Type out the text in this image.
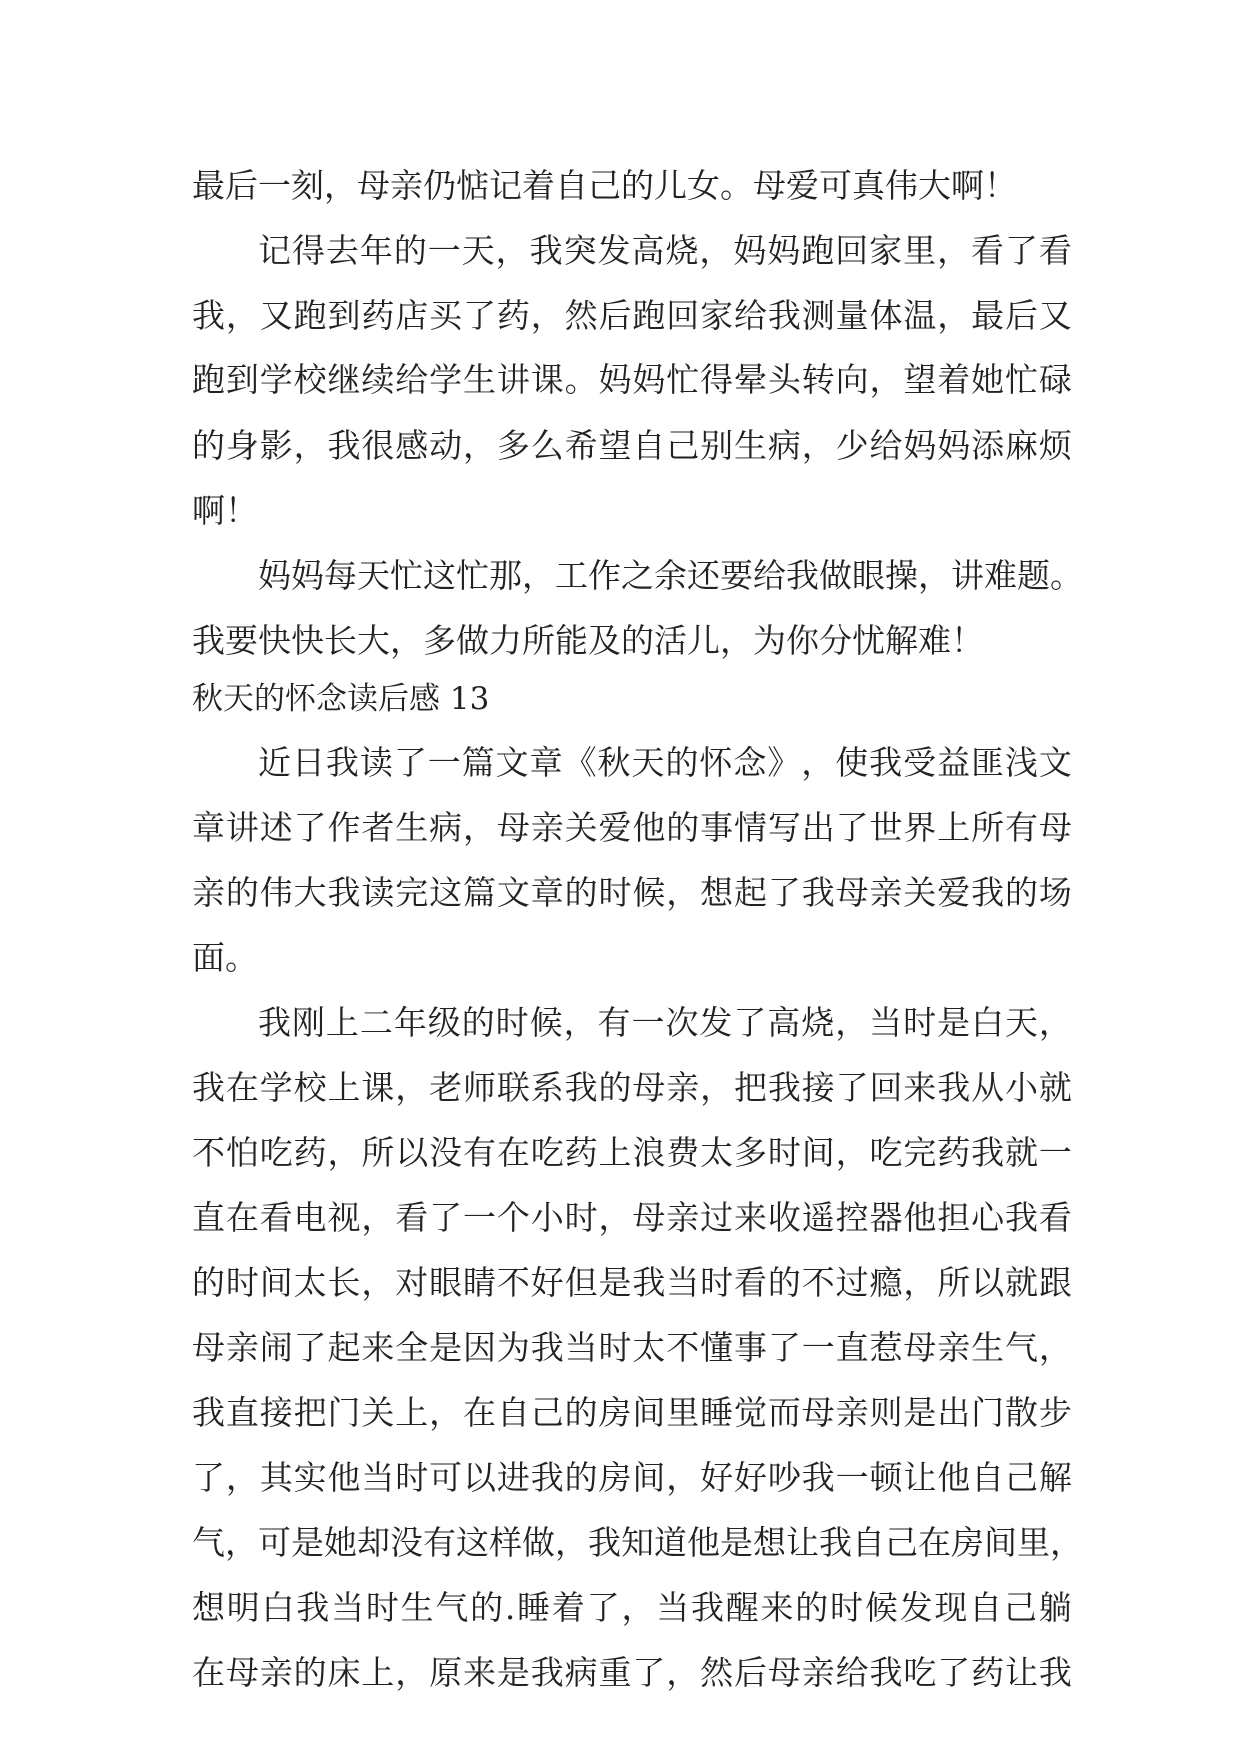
最后一刻，母亲仍惦记着自己的儿女。母爱可真伟大啊！
记 得 去 年 的 一 天 ， 我 突 发 高 烧 ， 妈 妈 跑 回 家 里 ， 看 了 看
我 ， 又 跑 到 药 店 买 了 药 ， 然 后 跑 回 家 给 我 测 量 体 温 ， 最 后 又
跑 到 学 校 继 续 给 学 生 讲 课 。 妈 妈 忙 得 晕 头 转 向 ， 望 着 她 忙 碌
的 身 影 ， 我 很 感 动 ， 多 么 希 望 自 己 别 生 病 ， 少 给 妈 妈 添 麻 烦
啊！
妈 妈 每 天 忙 这 忙 那 ， 工 作 之 余 还 要 给 我 做 眼 操 ， 讲 难 题 。
我要快快长大，多做力所能及的活儿，为你分忧解难！
秋天的怀念读后感 13
近 日 我 读 了 一 篇 文 章 《 秋 天 的 怀 念 》 ， 使 我 受 益 匪 浅 文
章 讲 述 了 作 者 生 病 ， 母 亲 关 爱 他 的 事 情 写 出 了 世 界 上 所 有 母
亲 的 伟 大 我 读 完 这 篇 文 章 的 时 候 ， 想 起 了 我 母 亲 关 爱 我 的 场
面。
我 刚 上 二 年 级 的 时 候 ， 有 一 次 发 了 高 烧 ， 当 时 是 白 天 ，
我 在 学 校 上 课 ， 老 师 联 系 我 的 母 亲 ， 把 我 接 了 回 来 我 从 小 就
不 怕 吃 药 ， 所 以 没 有 在 吃 药 上 浪 费 太 多 时 间 ， 吃 完 药 我 就 一
直 在 看 电 视 ， 看 了 一 个 小 时 ， 母 亲 过 来 收 遥 控 器 他 担 心 我 看
的 时 间 太 长 ， 对 眼 睛 不 好 但 是 我 当 时 看 的 不 过 瘾 ， 所 以 就 跟
母 亲 闹 了 起 来 全 是 因 为 我 当 时 太 不 懂 事 了 一 直 惹 母 亲 生 气 ，
我 直 接 把 门 关 上 ， 在 自 己 的 房 间 里 睡 觉 而 母 亲 则 是 出 门 散 步
了 ， 其 实 他 当 时 可 以 进 我 的 房 间 ， 好 好 吵 我 一 顿 让 他 自 己 解
气 ， 可 是 她 却 没 有 这 样 做 ， 我 知 道 他 是 想 让 我 自 己 在 房 间 里 ，
想 明 白 我 当 时 生 气 的 . 睡 着 了 ， 当 我 醒 来 的 时 候 发 现 自 己 躺
在 母 亲 的 床 上 ， 原 来 是 我 病 重 了 ， 然 后 母 亲 给 我 吃 了 药 让 我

# Exercise:
Can you retype every record above exactly, leaving out the pictures?

# Result of this task:
Type out the text in this image.
最后一刻，母亲仍惦记着自己的儿女。母爱可真伟大啊！
记 得 去 年 的 一 天 ， 我 突 发 高 烧 ， 妈 妈 跑 回 家 里 ， 看 了 看
我 ， 又 跑 到 药 店 买 了 药 ， 然 后 跑 回 家 给 我 测 量 体 温 ， 最 后 又
跑 到 学 校 继 续 给 学 生 讲 课 。 妈 妈 忙 得 晕 头 转 向 ， 望 着 她 忙 碌
的 身 影 ， 我 很 感 动 ， 多 么 希 望 自 己 别 生 病 ， 少 给 妈 妈 添 麻 烦
啊！
妈 妈 每 天 忙 这 忙 那 ， 工 作 之 余 还 要 给 我 做 眼 操 ， 讲 难 题 。
我要快快长大，多做力所能及的活儿，为你分忧解难！
秋天的怀念读后感 13
近 日 我 读 了 一 篇 文 章 《 秋 天 的 怀 念 》 ， 使 我 受 益 匪 浅 文
章 讲 述 了 作 者 生 病 ， 母 亲 关 爱 他 的 事 情 写 出 了 世 界 上 所 有 母
亲 的 伟 大 我 读 完 这 篇 文 章 的 时 候 ， 想 起 了 我 母 亲 关 爱 我 的 场
面。
我 刚 上 二 年 级 的 时 候 ， 有 一 次 发 了 高 烧 ， 当 时 是 白 天 ，
我 在 学 校 上 课 ， 老 师 联 系 我 的 母 亲 ， 把 我 接 了 回 来 我 从 小 就
不 怕 吃 药 ， 所 以 没 有 在 吃 药 上 浪 费 太 多 时 间 ， 吃 完 药 我 就 一
直 在 看 电 视 ， 看 了 一 个 小 时 ， 母 亲 过 来 收 遥 控 器 他 担 心 我 看
的 时 间 太 长 ， 对 眼 睛 不 好 但 是 我 当 时 看 的 不 过 瘾 ， 所 以 就 跟
母 亲 闹 了 起 来 全 是 因 为 我 当 时 太 不 懂 事 了 一 直 惹 母 亲 生 气 ，
我 直 接 把 门 关 上 ， 在 自 己 的 房 间 里 睡 觉 而 母 亲 则 是 出 门 散 步
了 ， 其 实 他 当 时 可 以 进 我 的 房 间 ， 好 好 吵 我 一 顿 让 他 自 己 解
气 ， 可 是 她 却 没 有 这 样 做 ， 我 知 道 他 是 想 让 我 自 己 在 房 间 里 ，
想 明 白 我 当 时 生 气 的 . 睡 着 了 ， 当 我 醒 来 的 时 候 发 现 自 己 躺
在 母 亲 的 床 上 ， 原 来 是 我 病 重 了 ， 然 后 母 亲 给 我 吃 了 药 让 我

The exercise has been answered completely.